__Objective__
Check each line of the entries below for the string "which"; copy every line where it appears.

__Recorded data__
--------
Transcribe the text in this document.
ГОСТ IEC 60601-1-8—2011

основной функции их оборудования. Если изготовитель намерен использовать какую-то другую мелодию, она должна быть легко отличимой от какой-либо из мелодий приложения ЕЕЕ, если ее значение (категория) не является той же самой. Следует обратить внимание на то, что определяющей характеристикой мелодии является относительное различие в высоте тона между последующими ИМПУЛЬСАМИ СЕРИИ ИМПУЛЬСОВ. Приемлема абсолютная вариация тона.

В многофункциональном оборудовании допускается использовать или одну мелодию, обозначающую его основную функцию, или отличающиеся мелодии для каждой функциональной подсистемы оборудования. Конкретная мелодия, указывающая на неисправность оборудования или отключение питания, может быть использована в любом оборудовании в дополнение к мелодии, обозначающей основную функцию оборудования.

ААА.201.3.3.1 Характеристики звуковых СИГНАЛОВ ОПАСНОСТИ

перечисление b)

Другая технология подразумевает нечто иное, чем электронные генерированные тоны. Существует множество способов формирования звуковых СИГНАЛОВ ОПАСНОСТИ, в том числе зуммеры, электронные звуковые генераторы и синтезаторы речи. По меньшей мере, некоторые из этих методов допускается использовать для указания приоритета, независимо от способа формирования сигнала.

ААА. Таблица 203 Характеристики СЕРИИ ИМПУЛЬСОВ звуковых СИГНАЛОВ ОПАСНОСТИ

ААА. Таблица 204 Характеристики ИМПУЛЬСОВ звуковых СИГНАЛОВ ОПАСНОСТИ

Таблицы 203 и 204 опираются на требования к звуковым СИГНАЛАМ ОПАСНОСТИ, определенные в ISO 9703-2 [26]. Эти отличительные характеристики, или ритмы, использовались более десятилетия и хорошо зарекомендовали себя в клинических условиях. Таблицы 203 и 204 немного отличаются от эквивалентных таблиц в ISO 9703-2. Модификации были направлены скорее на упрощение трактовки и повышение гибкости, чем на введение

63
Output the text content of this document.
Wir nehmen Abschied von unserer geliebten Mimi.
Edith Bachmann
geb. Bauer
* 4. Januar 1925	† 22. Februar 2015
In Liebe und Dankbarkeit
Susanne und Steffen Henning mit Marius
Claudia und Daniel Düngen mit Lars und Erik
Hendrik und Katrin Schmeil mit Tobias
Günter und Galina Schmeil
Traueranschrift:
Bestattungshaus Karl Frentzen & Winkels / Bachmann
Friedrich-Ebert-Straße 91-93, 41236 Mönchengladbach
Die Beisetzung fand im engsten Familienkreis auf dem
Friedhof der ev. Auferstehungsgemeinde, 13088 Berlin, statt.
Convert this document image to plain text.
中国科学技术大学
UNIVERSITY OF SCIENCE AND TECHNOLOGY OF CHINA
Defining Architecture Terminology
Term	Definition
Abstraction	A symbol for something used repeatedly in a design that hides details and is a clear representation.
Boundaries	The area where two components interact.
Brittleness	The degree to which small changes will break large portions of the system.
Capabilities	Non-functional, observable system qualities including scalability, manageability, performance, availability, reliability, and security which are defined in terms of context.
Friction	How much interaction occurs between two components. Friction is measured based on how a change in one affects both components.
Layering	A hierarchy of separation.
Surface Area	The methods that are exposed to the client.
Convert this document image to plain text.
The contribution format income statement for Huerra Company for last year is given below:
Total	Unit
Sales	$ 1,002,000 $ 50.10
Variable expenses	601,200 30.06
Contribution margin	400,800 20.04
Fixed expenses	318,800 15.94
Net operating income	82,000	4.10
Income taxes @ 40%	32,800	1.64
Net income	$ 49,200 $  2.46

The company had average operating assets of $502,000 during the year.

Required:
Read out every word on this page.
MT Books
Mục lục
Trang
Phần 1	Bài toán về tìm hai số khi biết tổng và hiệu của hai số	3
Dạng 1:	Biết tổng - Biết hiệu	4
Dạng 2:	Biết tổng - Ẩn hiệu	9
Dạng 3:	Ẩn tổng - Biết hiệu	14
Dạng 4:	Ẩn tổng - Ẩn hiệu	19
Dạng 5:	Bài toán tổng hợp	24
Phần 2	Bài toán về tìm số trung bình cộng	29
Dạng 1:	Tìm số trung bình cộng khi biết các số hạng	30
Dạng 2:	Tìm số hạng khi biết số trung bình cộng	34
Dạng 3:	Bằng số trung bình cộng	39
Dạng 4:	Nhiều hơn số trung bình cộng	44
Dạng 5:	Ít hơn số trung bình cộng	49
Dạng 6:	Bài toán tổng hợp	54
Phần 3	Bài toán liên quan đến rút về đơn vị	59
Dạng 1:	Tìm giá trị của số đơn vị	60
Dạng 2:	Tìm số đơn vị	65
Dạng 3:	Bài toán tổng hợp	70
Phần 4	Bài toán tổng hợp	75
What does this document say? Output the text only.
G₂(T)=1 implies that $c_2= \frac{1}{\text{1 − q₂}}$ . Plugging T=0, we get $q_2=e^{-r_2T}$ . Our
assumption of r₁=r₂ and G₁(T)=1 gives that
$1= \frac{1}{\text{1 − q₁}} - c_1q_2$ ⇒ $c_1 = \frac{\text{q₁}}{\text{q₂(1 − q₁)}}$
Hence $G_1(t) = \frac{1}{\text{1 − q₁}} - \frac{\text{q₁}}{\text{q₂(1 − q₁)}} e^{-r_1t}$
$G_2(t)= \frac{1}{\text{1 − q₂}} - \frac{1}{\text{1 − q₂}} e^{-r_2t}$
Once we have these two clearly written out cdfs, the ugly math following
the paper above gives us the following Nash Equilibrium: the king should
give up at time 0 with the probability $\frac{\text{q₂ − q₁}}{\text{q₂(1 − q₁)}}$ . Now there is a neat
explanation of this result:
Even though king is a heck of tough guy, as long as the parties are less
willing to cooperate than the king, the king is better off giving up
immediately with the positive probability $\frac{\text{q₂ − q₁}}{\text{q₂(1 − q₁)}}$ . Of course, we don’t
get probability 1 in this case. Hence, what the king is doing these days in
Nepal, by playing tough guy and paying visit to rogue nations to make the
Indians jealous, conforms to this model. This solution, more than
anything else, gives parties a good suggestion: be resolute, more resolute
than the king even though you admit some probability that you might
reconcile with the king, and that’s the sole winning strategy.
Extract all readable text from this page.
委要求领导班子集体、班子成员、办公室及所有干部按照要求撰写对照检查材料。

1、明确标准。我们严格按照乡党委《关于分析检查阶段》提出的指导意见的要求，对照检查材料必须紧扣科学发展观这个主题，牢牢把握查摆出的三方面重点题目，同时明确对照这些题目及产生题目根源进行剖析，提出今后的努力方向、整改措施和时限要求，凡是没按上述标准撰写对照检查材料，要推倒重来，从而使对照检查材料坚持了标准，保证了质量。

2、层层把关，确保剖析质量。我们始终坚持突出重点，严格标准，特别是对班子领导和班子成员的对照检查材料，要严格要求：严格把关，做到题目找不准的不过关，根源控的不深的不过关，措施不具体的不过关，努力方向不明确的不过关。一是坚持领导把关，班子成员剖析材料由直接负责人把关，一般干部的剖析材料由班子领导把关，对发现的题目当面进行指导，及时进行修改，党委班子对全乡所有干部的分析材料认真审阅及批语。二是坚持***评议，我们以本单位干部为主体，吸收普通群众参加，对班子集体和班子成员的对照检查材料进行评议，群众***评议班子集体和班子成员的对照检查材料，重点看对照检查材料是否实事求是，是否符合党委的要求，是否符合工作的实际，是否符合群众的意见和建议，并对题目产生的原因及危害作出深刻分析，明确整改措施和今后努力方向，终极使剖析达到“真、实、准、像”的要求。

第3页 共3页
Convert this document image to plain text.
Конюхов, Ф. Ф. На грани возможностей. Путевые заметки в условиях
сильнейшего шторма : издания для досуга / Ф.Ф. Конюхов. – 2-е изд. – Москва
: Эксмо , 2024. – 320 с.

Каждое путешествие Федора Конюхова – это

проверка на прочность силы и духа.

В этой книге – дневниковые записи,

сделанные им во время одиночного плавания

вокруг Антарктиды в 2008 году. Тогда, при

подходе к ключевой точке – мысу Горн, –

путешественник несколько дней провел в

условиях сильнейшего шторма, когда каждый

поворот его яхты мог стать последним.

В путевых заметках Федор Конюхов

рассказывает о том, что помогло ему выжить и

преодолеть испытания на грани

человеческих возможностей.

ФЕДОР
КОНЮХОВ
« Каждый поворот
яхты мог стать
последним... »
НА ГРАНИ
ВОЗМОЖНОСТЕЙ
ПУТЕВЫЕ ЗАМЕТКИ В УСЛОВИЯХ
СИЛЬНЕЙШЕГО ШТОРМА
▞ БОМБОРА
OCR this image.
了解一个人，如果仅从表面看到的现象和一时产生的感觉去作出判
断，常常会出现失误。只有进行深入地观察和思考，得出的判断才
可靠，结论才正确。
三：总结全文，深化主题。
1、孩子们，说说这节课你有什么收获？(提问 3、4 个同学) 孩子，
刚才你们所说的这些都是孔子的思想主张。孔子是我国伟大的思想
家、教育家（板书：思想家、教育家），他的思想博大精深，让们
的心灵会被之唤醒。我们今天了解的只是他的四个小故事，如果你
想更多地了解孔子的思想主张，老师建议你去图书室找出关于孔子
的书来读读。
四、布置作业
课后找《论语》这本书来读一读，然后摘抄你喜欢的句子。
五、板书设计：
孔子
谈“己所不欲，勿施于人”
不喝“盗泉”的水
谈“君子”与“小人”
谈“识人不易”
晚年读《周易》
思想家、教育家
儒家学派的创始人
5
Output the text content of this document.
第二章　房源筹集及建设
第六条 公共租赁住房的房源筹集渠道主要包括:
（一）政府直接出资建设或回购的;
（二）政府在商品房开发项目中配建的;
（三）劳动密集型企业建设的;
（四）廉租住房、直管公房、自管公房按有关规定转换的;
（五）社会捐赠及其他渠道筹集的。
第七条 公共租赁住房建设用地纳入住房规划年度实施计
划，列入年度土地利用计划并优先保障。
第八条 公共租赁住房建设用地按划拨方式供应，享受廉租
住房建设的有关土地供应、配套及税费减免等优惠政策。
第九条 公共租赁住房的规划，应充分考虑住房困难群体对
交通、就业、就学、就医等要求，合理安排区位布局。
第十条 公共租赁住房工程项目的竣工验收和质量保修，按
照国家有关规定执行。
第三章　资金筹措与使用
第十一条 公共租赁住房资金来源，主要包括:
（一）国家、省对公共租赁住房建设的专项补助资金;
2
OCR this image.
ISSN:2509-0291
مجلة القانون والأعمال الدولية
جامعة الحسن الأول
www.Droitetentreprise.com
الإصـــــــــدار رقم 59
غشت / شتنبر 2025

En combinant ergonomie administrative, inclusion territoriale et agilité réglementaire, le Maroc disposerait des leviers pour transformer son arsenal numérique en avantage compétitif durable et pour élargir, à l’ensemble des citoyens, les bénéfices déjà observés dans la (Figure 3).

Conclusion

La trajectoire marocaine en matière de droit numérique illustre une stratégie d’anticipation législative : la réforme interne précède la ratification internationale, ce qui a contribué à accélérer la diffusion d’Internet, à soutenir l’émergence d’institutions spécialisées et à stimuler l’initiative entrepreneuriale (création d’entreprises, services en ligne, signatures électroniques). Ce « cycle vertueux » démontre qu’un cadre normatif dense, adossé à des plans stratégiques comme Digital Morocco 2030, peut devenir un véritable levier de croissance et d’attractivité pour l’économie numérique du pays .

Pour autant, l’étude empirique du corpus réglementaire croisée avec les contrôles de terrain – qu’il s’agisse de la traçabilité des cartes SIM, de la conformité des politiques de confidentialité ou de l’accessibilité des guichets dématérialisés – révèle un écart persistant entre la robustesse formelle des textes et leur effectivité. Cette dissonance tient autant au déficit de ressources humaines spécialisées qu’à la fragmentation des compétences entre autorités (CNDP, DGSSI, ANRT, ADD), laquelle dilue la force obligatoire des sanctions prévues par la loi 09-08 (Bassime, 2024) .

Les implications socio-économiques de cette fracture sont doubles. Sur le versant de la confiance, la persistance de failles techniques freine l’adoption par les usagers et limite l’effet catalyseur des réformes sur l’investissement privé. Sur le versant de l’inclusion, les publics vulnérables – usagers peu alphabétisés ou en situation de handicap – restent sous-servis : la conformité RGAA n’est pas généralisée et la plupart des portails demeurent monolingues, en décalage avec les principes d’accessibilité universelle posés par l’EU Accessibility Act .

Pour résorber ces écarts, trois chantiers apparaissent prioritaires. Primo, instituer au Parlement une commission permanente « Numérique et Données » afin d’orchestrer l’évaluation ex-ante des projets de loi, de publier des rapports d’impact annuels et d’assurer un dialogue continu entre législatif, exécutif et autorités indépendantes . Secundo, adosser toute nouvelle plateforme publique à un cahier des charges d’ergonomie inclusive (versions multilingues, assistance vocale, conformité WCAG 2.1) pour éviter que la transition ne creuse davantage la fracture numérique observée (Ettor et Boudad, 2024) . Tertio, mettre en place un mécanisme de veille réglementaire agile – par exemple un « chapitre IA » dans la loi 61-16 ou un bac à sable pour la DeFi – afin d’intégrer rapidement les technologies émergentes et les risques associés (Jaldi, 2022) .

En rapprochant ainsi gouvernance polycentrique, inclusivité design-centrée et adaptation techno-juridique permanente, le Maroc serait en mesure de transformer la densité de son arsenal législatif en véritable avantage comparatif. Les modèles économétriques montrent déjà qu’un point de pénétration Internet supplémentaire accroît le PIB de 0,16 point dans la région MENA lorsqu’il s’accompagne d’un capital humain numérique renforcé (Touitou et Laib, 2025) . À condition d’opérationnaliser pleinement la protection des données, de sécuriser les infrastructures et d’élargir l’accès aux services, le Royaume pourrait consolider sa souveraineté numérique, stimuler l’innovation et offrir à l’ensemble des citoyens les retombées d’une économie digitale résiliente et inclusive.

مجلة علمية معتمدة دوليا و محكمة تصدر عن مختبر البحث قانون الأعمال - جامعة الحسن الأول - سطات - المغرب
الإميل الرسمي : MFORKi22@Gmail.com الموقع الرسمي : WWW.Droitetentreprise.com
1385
--------
__Task solution__
Brittleness	The degree to which small changes will break large portions of the system.
Capabilities	Non-functional, observable system qualities including scalability, manageability, performance, availability, reliability, and security which are defined in terms of context.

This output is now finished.